WHAT YOU WILL DO: Return each line of the data below verbatim; pictures are to be left out.

Data records:
· · · · · · ·

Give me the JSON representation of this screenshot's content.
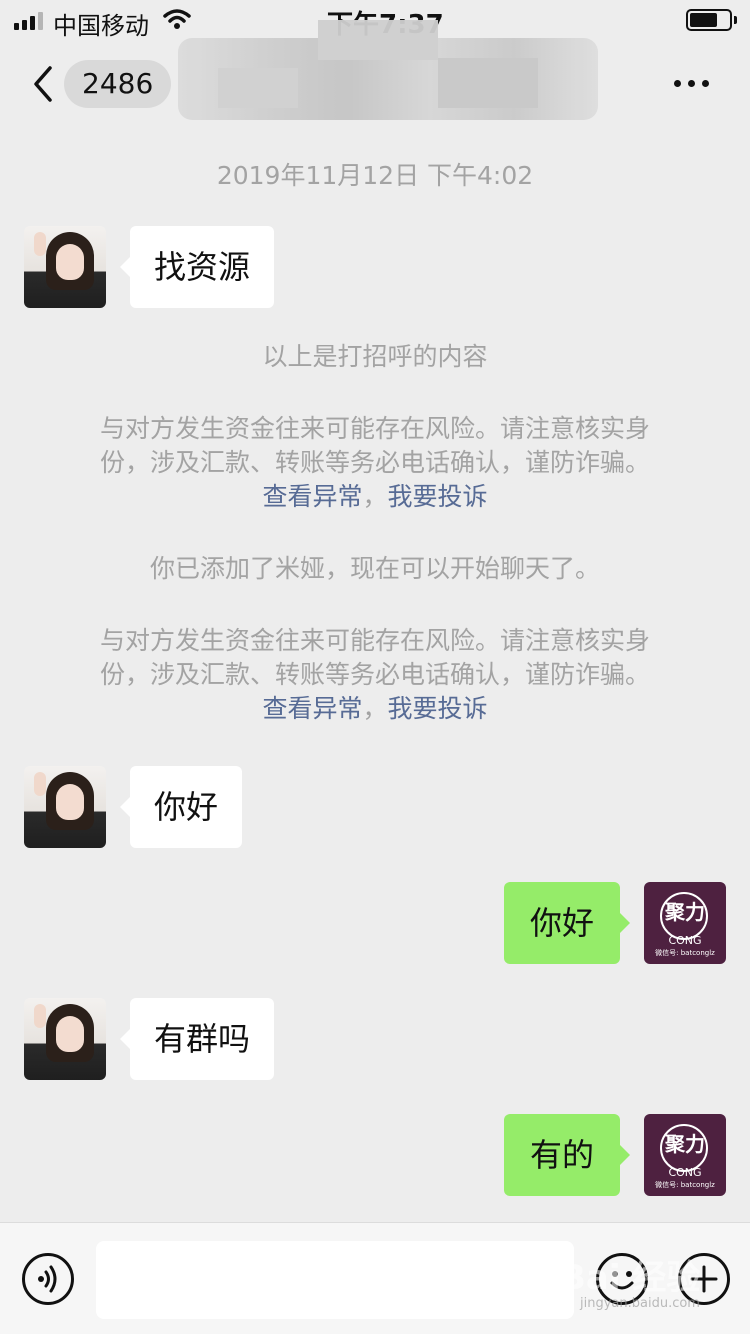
{
  "status_bar": {
    "carrier": "中国移动",
    "time": "下午7:37",
    "battery_level": 0.7,
    "icons": [
      "signal-icon",
      "wifi-icon",
      "battery-icon"
    ]
  },
  "nav": {
    "back_icon": "chevron-left-icon",
    "unread_count": "2486",
    "more_icon": "more-dots-icon"
  },
  "chat": {
    "timestamp": "2019年11月12日 下午4:02",
    "messages": [
      {
        "side": "left",
        "text": "找资源"
      },
      {
        "side": "left",
        "text": "你好"
      },
      {
        "side": "right",
        "text": "你好"
      },
      {
        "side": "left",
        "text": "有群吗"
      },
      {
        "side": "right",
        "text": "有的"
      }
    ],
    "system_notes": {
      "greeting_note": "以上是打招呼的内容",
      "risk_line1": "与对方发生资金往来可能存在风险。请注意核实身",
      "risk_line2": "份，涉及汇款、转账等务必电话确认，谨防诈骗。",
      "view_link": "查看异常",
      "separator": "，",
      "report_link": "我要投诉",
      "added_note": "你已添加了米娅，现在可以开始聊天了。"
    }
  },
  "my_avatar": {
    "brand": "聚力",
    "name": "CONG",
    "subtitle": "微信号: batconglz"
  },
  "input_bar": {
    "placeholder": "",
    "voice_icon": "voice-icon",
    "emoji_icon": "emoji-icon",
    "plus_icon": "plus-icon"
  },
  "watermark": {
    "text": "Bai 经验",
    "url": "jingyan.baidu.com"
  }
}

· · · · · · ·

WRITTEN REPLY:
Give me the JSON representation of this screenshot's content.
{
  "status_bar": {
    "carrier": "中国移动",
    "time": "下午7:37",
    "battery_level": 0.7,
    "icons": [
      "signal-icon",
      "wifi-icon",
      "battery-icon"
    ]
  },
  "nav": {
    "back_icon": "chevron-left-icon",
    "unread_count": "2486",
    "more_icon": "more-dots-icon"
  },
  "chat": {
    "timestamp": "2019年11月12日 下午4:02",
    "messages": [
      {
        "side": "left",
        "text": "找资源"
      },
      {
        "side": "left",
        "text": "你好"
      },
      {
        "side": "right",
        "text": "你好"
      },
      {
        "side": "left",
        "text": "有群吗"
      },
      {
        "side": "right",
        "text": "有的"
      }
    ],
    "system_notes": {
      "greeting_note": "以上是打招呼的内容",
      "risk_line1": "与对方发生资金往来可能存在风险。请注意核实身",
      "risk_line2": "份，涉及汇款、转账等务必电话确认，谨防诈骗。",
      "view_link": "查看异常",
      "separator": "，",
      "report_link": "我要投诉",
      "added_note": "你已添加了米娅，现在可以开始聊天了。"
    }
  },
  "my_avatar": {
    "brand": "聚力",
    "name": "CONG",
    "subtitle": "微信号: batconglz"
  },
  "input_bar": {
    "placeholder": "",
    "voice_icon": "voice-icon",
    "emoji_icon": "emoji-icon",
    "plus_icon": "plus-icon"
  },
  "watermark": {
    "text": "Bai 经验",
    "url": "jingyan.baidu.com"
  }
}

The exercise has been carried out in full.